**OBJECTIVE**
Without the pictures, write out all the lines below exactly as they appear.

Structured figure records
-.-.-

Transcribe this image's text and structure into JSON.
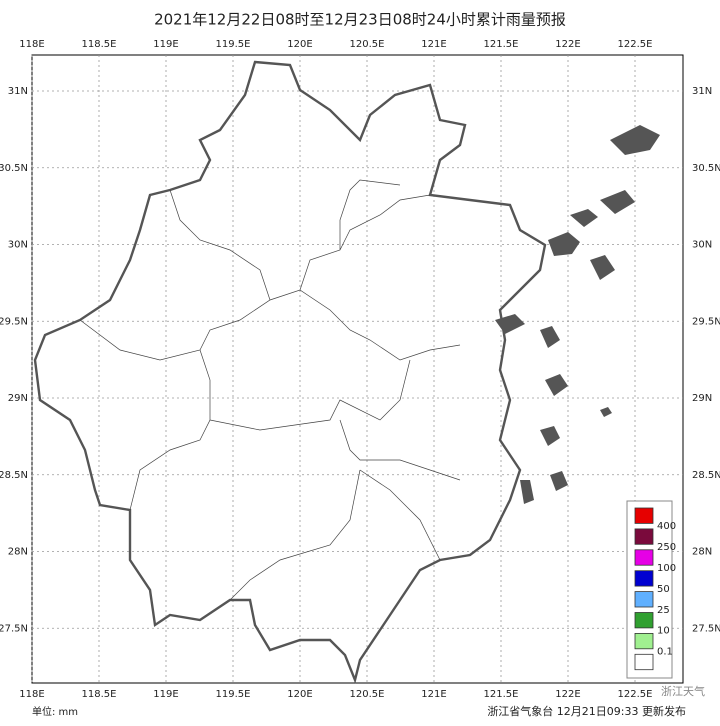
{
  "map": {
    "title": "2021年12月22日08时至12月23日08时24小时累计雨量预报",
    "lon_ticks": [
      {
        "value": 118,
        "label": "118E"
      },
      {
        "value": 118.5,
        "label": "118.5E"
      },
      {
        "value": 119,
        "label": "119E"
      },
      {
        "value": 119.5,
        "label": "119.5E"
      },
      {
        "value": 120,
        "label": "120E"
      },
      {
        "value": 120.5,
        "label": "120.5E"
      },
      {
        "value": 121,
        "label": "121E"
      },
      {
        "value": 121.5,
        "label": "121.5E"
      },
      {
        "value": 122,
        "label": "122E"
      },
      {
        "value": 122.5,
        "label": "122.5E"
      }
    ],
    "lat_ticks": [
      {
        "value": 31,
        "label": "31N"
      },
      {
        "value": 30.5,
        "label": "30.5N"
      },
      {
        "value": 30,
        "label": "30N"
      },
      {
        "value": 29.5,
        "label": "29.5N"
      },
      {
        "value": 29,
        "label": "29N"
      },
      {
        "value": 28.5,
        "label": "28.5N"
      },
      {
        "value": 28,
        "label": "28N"
      },
      {
        "value": 27.5,
        "label": "27.5N"
      }
    ],
    "legend": {
      "colors": [
        "#e60000",
        "#7a0a3c",
        "#e600e6",
        "#0000d0",
        "#60b0ff",
        "#30a030",
        "#a0f090",
        "#ffffff"
      ],
      "labels": [
        "400",
        "250",
        "100",
        "50",
        "25",
        "10",
        "0.1"
      ]
    },
    "unit": "单位: mm",
    "footer": "浙江省气象台 12月21日09:33 更新发布",
    "watermark": "浙江天气"
  }
}
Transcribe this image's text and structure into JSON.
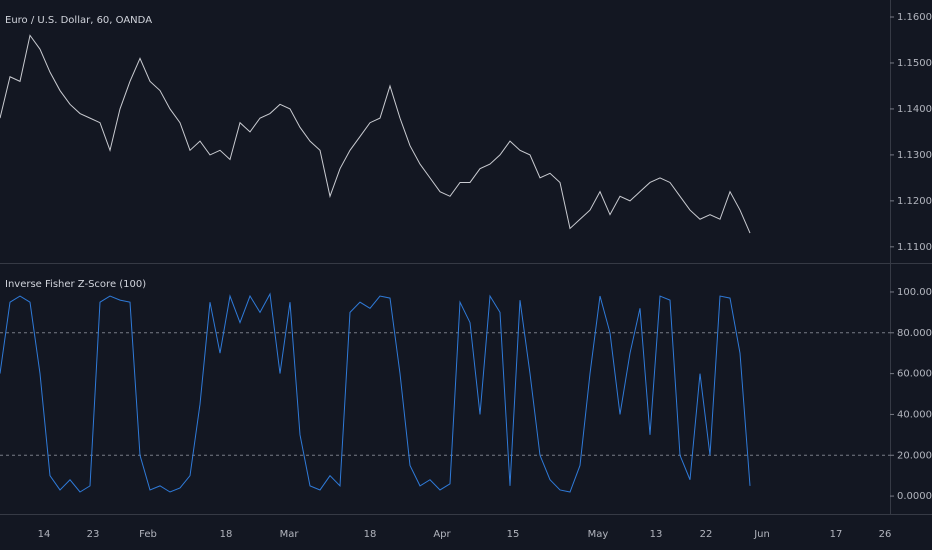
{
  "chart_data": [
    {
      "type": "line",
      "title": "Euro / U.S. Dollar, 60, OANDA",
      "series": [
        {
          "name": "EURUSD",
          "color": "#c9cbd1",
          "values": [
            1.138,
            1.147,
            1.146,
            1.156,
            1.153,
            1.148,
            1.144,
            1.141,
            1.139,
            1.138,
            1.137,
            1.131,
            1.14,
            1.146,
            1.151,
            1.146,
            1.144,
            1.14,
            1.137,
            1.131,
            1.133,
            1.13,
            1.131,
            1.129,
            1.137,
            1.135,
            1.138,
            1.139,
            1.141,
            1.14,
            1.136,
            1.133,
            1.131,
            1.121,
            1.127,
            1.131,
            1.134,
            1.137,
            1.138,
            1.145,
            1.138,
            1.132,
            1.128,
            1.125,
            1.122,
            1.121,
            1.124,
            1.124,
            1.127,
            1.128,
            1.13,
            1.133,
            1.131,
            1.13,
            1.125,
            1.126,
            1.124,
            1.114,
            1.116,
            1.118,
            1.122,
            1.117,
            1.121,
            1.12,
            1.122,
            1.124,
            1.125,
            1.124,
            1.121,
            1.118,
            1.116,
            1.117,
            1.116,
            1.122,
            1.118,
            1.113
          ]
        }
      ],
      "ylim": [
        1.1067,
        1.1637
      ],
      "yticks": [
        {
          "value": 1.11,
          "label": "1.11000"
        },
        {
          "value": 1.12,
          "label": "1.12000"
        },
        {
          "value": 1.13,
          "label": "1.13000"
        },
        {
          "value": 1.14,
          "label": "1.14000"
        },
        {
          "value": 1.15,
          "label": "1.15000"
        },
        {
          "value": 1.16,
          "label": "1.16000"
        }
      ]
    },
    {
      "type": "line",
      "title": "Inverse Fisher Z-Score (100)",
      "series": [
        {
          "name": "IFZ",
          "color": "#2f7ad8",
          "values": [
            60,
            95,
            98,
            95,
            60,
            10,
            3,
            8,
            2,
            5,
            95,
            98,
            96,
            95,
            20,
            3,
            5,
            2,
            4,
            10,
            45,
            95,
            70,
            98,
            85,
            98,
            90,
            99,
            60,
            95,
            30,
            5,
            3,
            10,
            5,
            90,
            95,
            92,
            98,
            97,
            60,
            15,
            5,
            8,
            3,
            6,
            95,
            85,
            40,
            98,
            90,
            5,
            96,
            60,
            20,
            8,
            3,
            2,
            15,
            60,
            98,
            80,
            40,
            70,
            92,
            30,
            98,
            96,
            20,
            8,
            60,
            20,
            98,
            97,
            70,
            5
          ]
        }
      ],
      "ylim": [
        -7.8,
        113.7
      ],
      "levels": [
        80,
        20
      ],
      "yticks": [
        {
          "value": 0,
          "label": "0.00000"
        },
        {
          "value": 20,
          "label": "20.00000"
        },
        {
          "value": 40,
          "label": "40.00000"
        },
        {
          "value": 60,
          "label": "60.00000"
        },
        {
          "value": 80,
          "label": "80.00000"
        },
        {
          "value": 100,
          "label": "100.00000"
        }
      ]
    }
  ],
  "x_axis_labels": [
    "14",
    "23",
    "Feb",
    "18",
    "Mar",
    "18",
    "Apr",
    "15",
    "May",
    "13",
    "22",
    "Jun",
    "17",
    "26"
  ]
}
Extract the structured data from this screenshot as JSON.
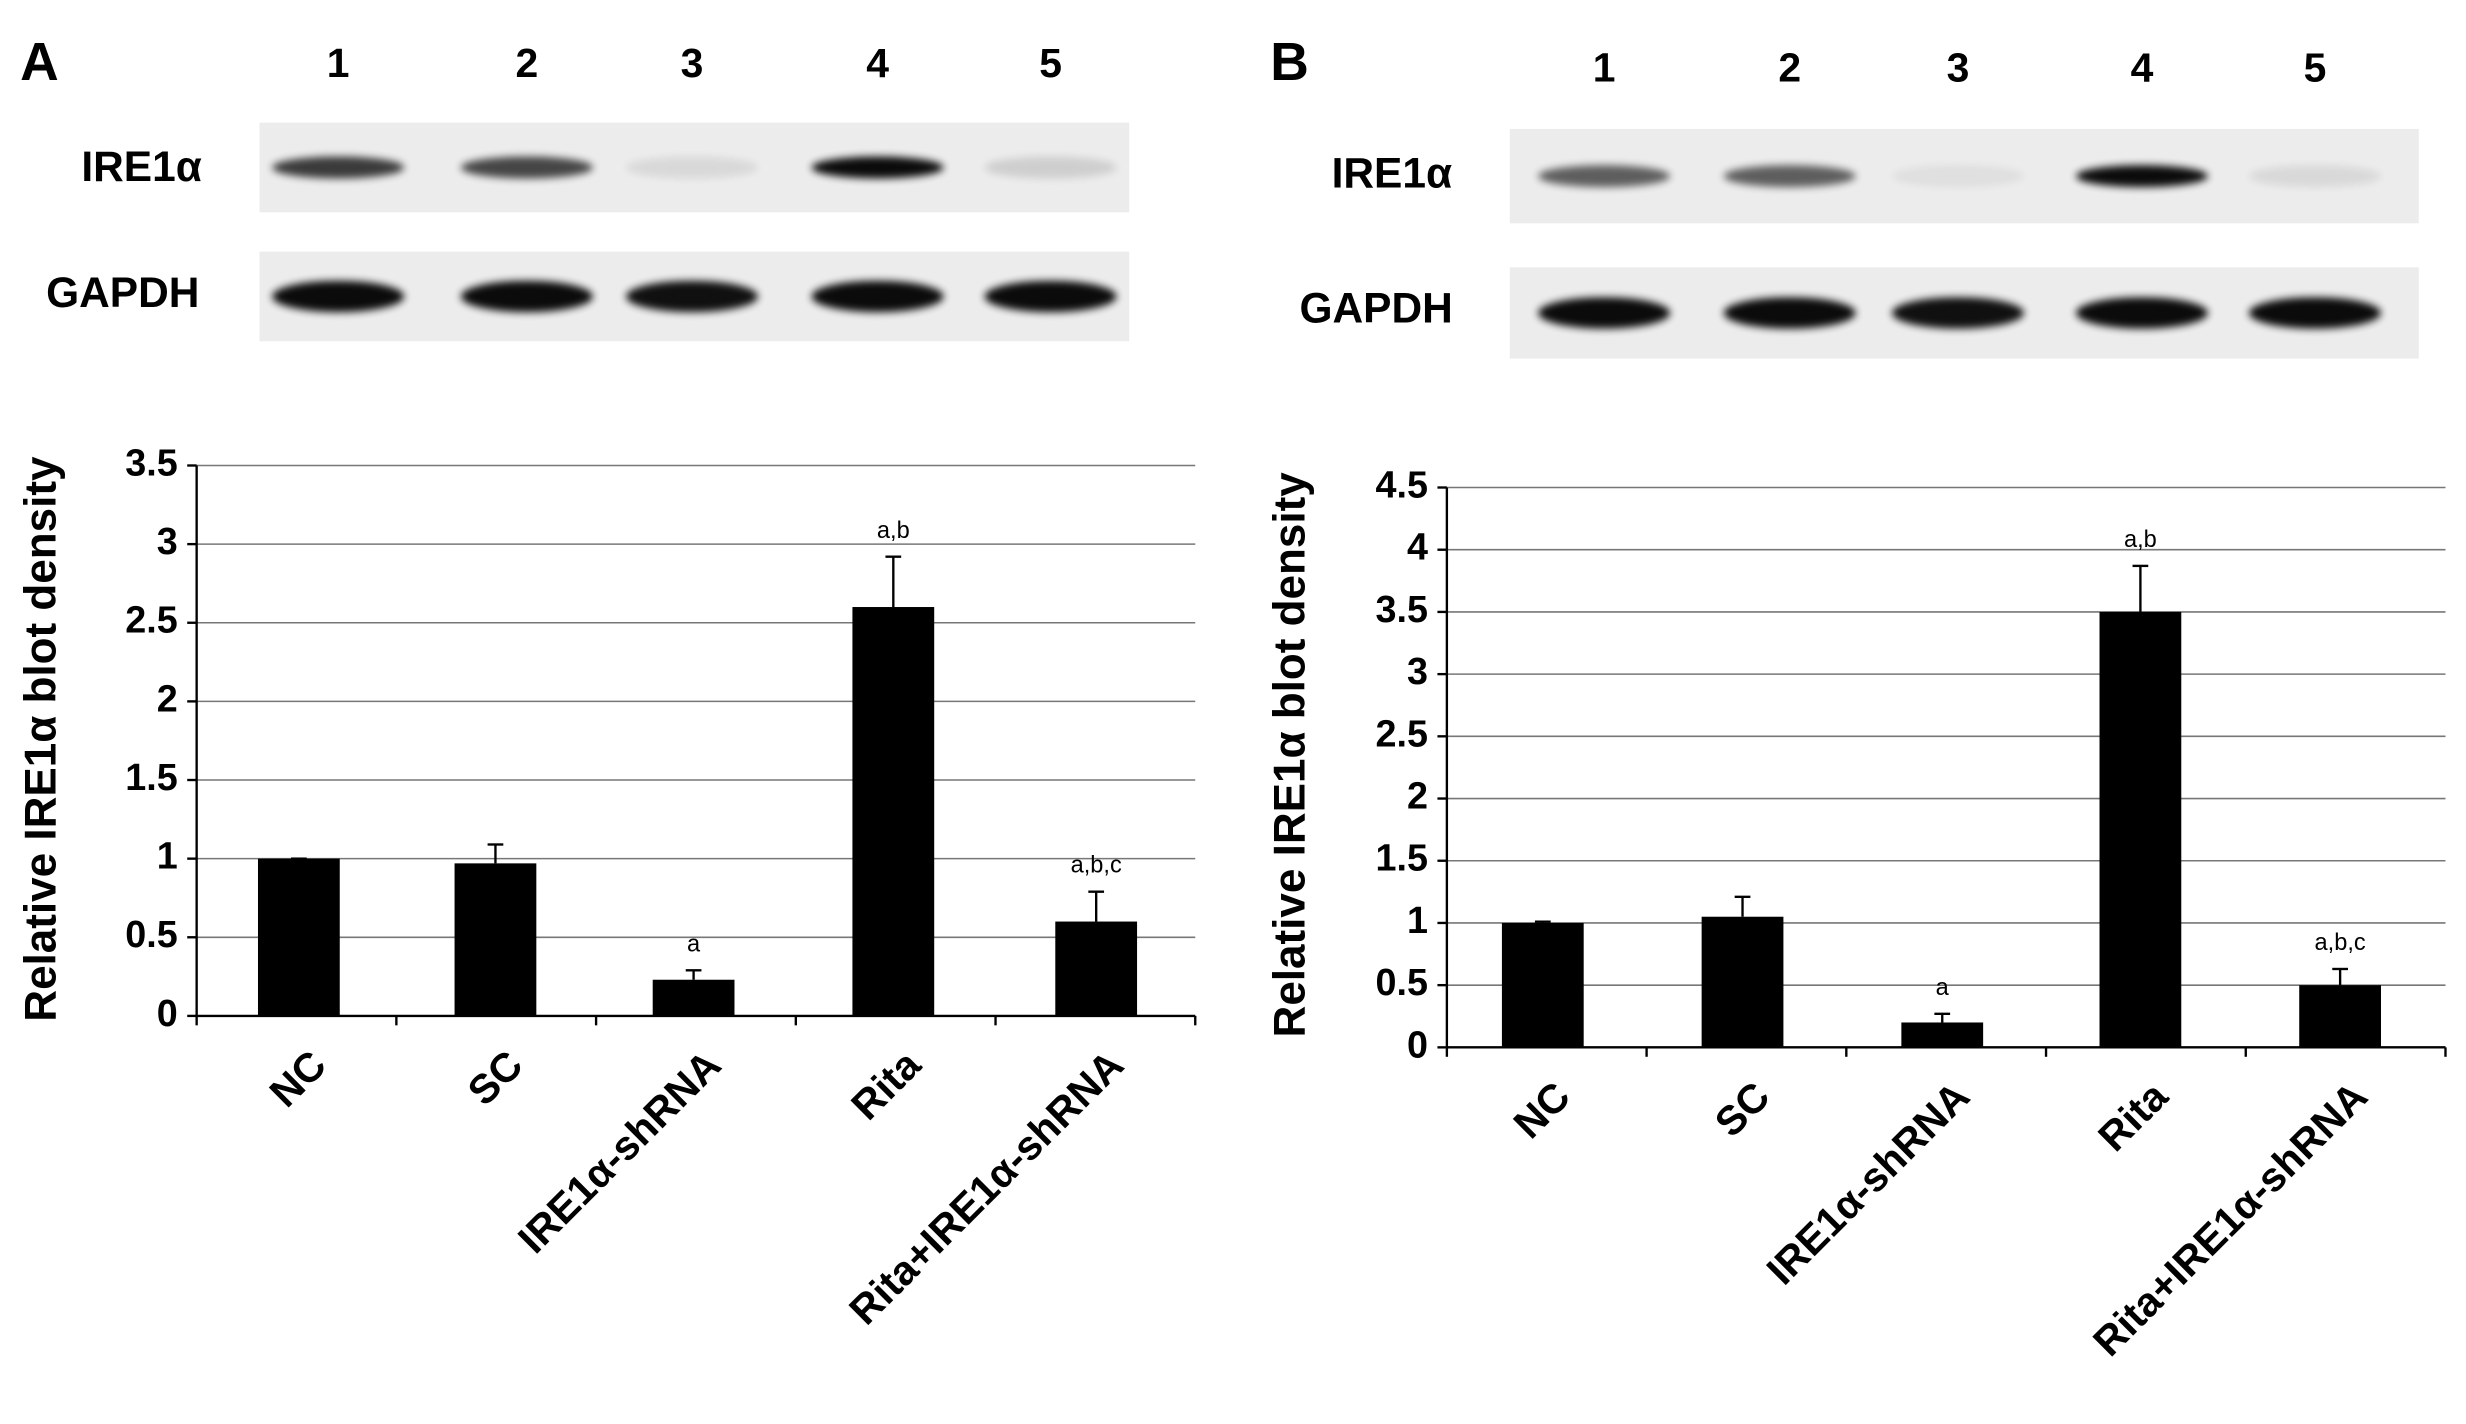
{
  "chart_data": [
    {
      "type": "bar",
      "panel": "A",
      "lanes": [
        "1",
        "2",
        "3",
        "4",
        "5"
      ],
      "blot_rows": [
        "IRE1α",
        "GAPDH"
      ],
      "y_label": "Relative IRE1α blot density",
      "categories": [
        "NC",
        "SC",
        "IRE1α-shRNA",
        "Rita",
        "Rita+IRE1α-shRNA"
      ],
      "values": [
        1,
        0.97,
        0.23,
        2.6,
        0.6
      ],
      "errors": [
        0,
        0.12,
        0.06,
        0.32,
        0.19
      ],
      "annotations": [
        null,
        null,
        "a",
        "a,b",
        "a,b,c"
      ],
      "color": "#000000",
      "ylim": [
        0,
        3.5
      ],
      "yticks": [
        0,
        0.5,
        1,
        1.5,
        2,
        2.5,
        3,
        3.5
      ],
      "grid": true
    },
    {
      "type": "bar",
      "panel": "B",
      "lanes": [
        "1",
        "2",
        "3",
        "4",
        "5"
      ],
      "blot_rows": [
        "IRE1α",
        "GAPDH"
      ],
      "y_label": "Relative IRE1α blot density",
      "categories": [
        "NC",
        "SC",
        "IRE1α-shRNA",
        "Rita",
        "Rita+IRE1α-shRNA"
      ],
      "values": [
        1,
        1.05,
        0.2,
        3.5,
        0.5
      ],
      "errors": [
        0.01,
        0.16,
        0.07,
        0.37,
        0.13
      ],
      "annotations": [
        null,
        null,
        "a",
        "a,b",
        "a,b,c"
      ],
      "color": "#000000",
      "ylim": [
        0,
        4.5
      ],
      "yticks": [
        0,
        0.5,
        1,
        1.5,
        2,
        2.5,
        3,
        3.5,
        4,
        4.5
      ],
      "grid": true
    }
  ]
}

-.-.-

**COMPLETE RESPONSE**
Transcribe this image's text and structure into JSON.
{
  "map": {
    "title": "2021年12月22日08时至12月23日08时24小时累计雨量预报",
    "lon_ticks": [
      {
        "value": 118,
        "label": "118E"
      },
      {
        "value": 118.5,
        "label": "118.5E"
      },
      {
        "value": 119,
        "label": "119E"
      },
      {
        "value": 119.5,
        "label": "119.5E"
      },
      {
        "value": 120,
        "label": "120E"
      },
      {
        "value": 120.5,
        "label": "120.5E"
      },
      {
        "value": 121,
        "label": "121E"
      },
      {
        "value": 121.5,
        "label": "121.5E"
      },
      {
        "value": 122,
        "label": "122E"
      },
      {
        "value": 122.5,
        "label": "122.5E"
      }
    ],
    "lat_ticks": [
      {
        "value": 31,
        "label": "31N"
      },
      {
        "value": 30.5,
        "label": "30.5N"
      },
      {
        "value": 30,
        "label": "30N"
      },
      {
        "value": 29.5,
        "label": "29.5N"
      },
      {
        "value": 29,
        "label": "29N"
      },
      {
        "value": 28.5,
        "label": "28.5N"
      },
      {
        "value": 28,
        "label": "28N"
      },
      {
        "value": 27.5,
        "label": "27.5N"
      }
    ],
    "legend": {
      "colors": [
        "#e60000",
        "#7a0a3c",
        "#e600e6",
        "#0000d0",
        "#60b0ff",
        "#30a030",
        "#a0f090",
        "#ffffff"
      ],
      "labels": [
        "400",
        "250",
        "100",
        "50",
        "25",
        "10",
        "0.1"
      ]
    },
    "unit": "单位: mm",
    "footer": "浙江省气象台 12月21日09:33 更新发布",
    "watermark": "浙江天气"
  }
}
Transcribe this image's text and structure into JSON.
{
  "chart_data": [
    {
      "type": "line",
      "title": "Euro / U.S. Dollar, 60, OANDA",
      "series": [
        {
          "name": "EURUSD",
          "color": "#c9cbd1",
          "values": [
            1.138,
            1.147,
            1.146,
            1.156,
            1.153,
            1.148,
            1.144,
            1.141,
            1.139,
            1.138,
            1.137,
            1.131,
            1.14,
            1.146,
            1.151,
            1.146,
            1.144,
            1.14,
            1.137,
            1.131,
            1.133,
            1.13,
            1.131,
            1.129,
            1.137,
            1.135,
            1.138,
            1.139,
            1.141,
            1.14,
            1.136,
            1.133,
            1.131,
            1.121,
            1.127,
            1.131,
            1.134,
            1.137,
            1.138,
            1.145,
            1.138,
            1.132,
            1.128,
            1.125,
            1.122,
            1.121,
            1.124,
            1.124,
            1.127,
            1.128,
            1.13,
            1.133,
            1.131,
            1.13,
            1.125,
            1.126,
            1.124,
            1.114,
            1.116,
            1.118,
            1.122,
            1.117,
            1.121,
            1.12,
            1.122,
            1.124,
            1.125,
            1.124,
            1.121,
            1.118,
            1.116,
            1.117,
            1.116,
            1.122,
            1.118,
            1.113
          ]
        }
      ],
      "ylim": [
        1.1067,
        1.1637
      ],
      "yticks": [
        {
          "value": 1.11,
          "label": "1.11000"
        },
        {
          "value": 1.12,
          "label": "1.12000"
        },
        {
          "value": 1.13,
          "label": "1.13000"
        },
        {
          "value": 1.14,
          "label": "1.14000"
        },
        {
          "value": 1.15,
          "label": "1.15000"
        },
        {
          "value": 1.16,
          "label": "1.16000"
        }
      ]
    },
    {
      "type": "line",
      "title": "Inverse Fisher Z-Score (100)",
      "series": [
        {
          "name": "IFZ",
          "color": "#2f7ad8",
          "values": [
            60,
            95,
            98,
            95,
            60,
            10,
            3,
            8,
            2,
            5,
            95,
            98,
            96,
            95,
            20,
            3,
            5,
            2,
            4,
            10,
            45,
            95,
            70,
            98,
            85,
            98,
            90,
            99,
            60,
            95,
            30,
            5,
            3,
            10,
            5,
            90,
            95,
            92,
            98,
            97,
            60,
            15,
            5,
            8,
            3,
            6,
            95,
            85,
            40,
            98,
            90,
            5,
            96,
            60,
            20,
            8,
            3,
            2,
            15,
            60,
            98,
            80,
            40,
            70,
            92,
            30,
            98,
            96,
            20,
            8,
            60,
            20,
            98,
            97,
            70,
            5
          ]
        }
      ],
      "ylim": [
        -7.8,
        113.7
      ],
      "levels": [
        80,
        20
      ],
      "yticks": [
        {
          "value": 0,
          "label": "0.00000"
        },
        {
          "value": 20,
          "label": "20.00000"
        },
        {
          "value": 40,
          "label": "40.00000"
        },
        {
          "value": 60,
          "label": "60.00000"
        },
        {
          "value": 80,
          "label": "80.00000"
        },
        {
          "value": 100,
          "label": "100.00000"
        }
      ]
    }
  ],
  "x_axis_labels": [
    "14",
    "23",
    "Feb",
    "18",
    "Mar",
    "18",
    "Apr",
    "15",
    "May",
    "13",
    "22",
    "Jun",
    "17",
    "26"
  ]
}
Extract the structured data from this screenshot as JSON.
{
  "chart_data": [
    {
      "type": "bar",
      "panel": "A",
      "lanes": [
        "1",
        "2",
        "3",
        "4",
        "5"
      ],
      "blot_rows": [
        "IRE1α",
        "GAPDH"
      ],
      "y_label": "Relative IRE1α blot density",
      "categories": [
        "NC",
        "SC",
        "IRE1α-shRNA",
        "Rita",
        "Rita+IRE1α-shRNA"
      ],
      "values": [
        1,
        0.97,
        0.23,
        2.6,
        0.6
      ],
      "errors": [
        0,
        0.12,
        0.06,
        0.32,
        0.19
      ],
      "annotations": [
        null,
        null,
        "a",
        "a,b",
        "a,b,c"
      ],
      "color": "#000000",
      "ylim": [
        0,
        3.5
      ],
      "yticks": [
        0,
        0.5,
        1,
        1.5,
        2,
        2.5,
        3,
        3.5
      ],
      "grid": true
    },
    {
      "type": "bar",
      "panel": "B",
      "lanes": [
        "1",
        "2",
        "3",
        "4",
        "5"
      ],
      "blot_rows": [
        "IRE1α",
        "GAPDH"
      ],
      "y_label": "Relative IRE1α blot density",
      "categories": [
        "NC",
        "SC",
        "IRE1α-shRNA",
        "Rita",
        "Rita+IRE1α-shRNA"
      ],
      "values": [
        1,
        1.05,
        0.2,
        3.5,
        0.5
      ],
      "errors": [
        0.01,
        0.16,
        0.07,
        0.37,
        0.13
      ],
      "annotations": [
        null,
        null,
        "a",
        "a,b",
        "a,b,c"
      ],
      "color": "#000000",
      "ylim": [
        0,
        4.5
      ],
      "yticks": [
        0,
        0.5,
        1,
        1.5,
        2,
        2.5,
        3,
        3.5,
        4,
        4.5
      ],
      "grid": true
    }
  ]
}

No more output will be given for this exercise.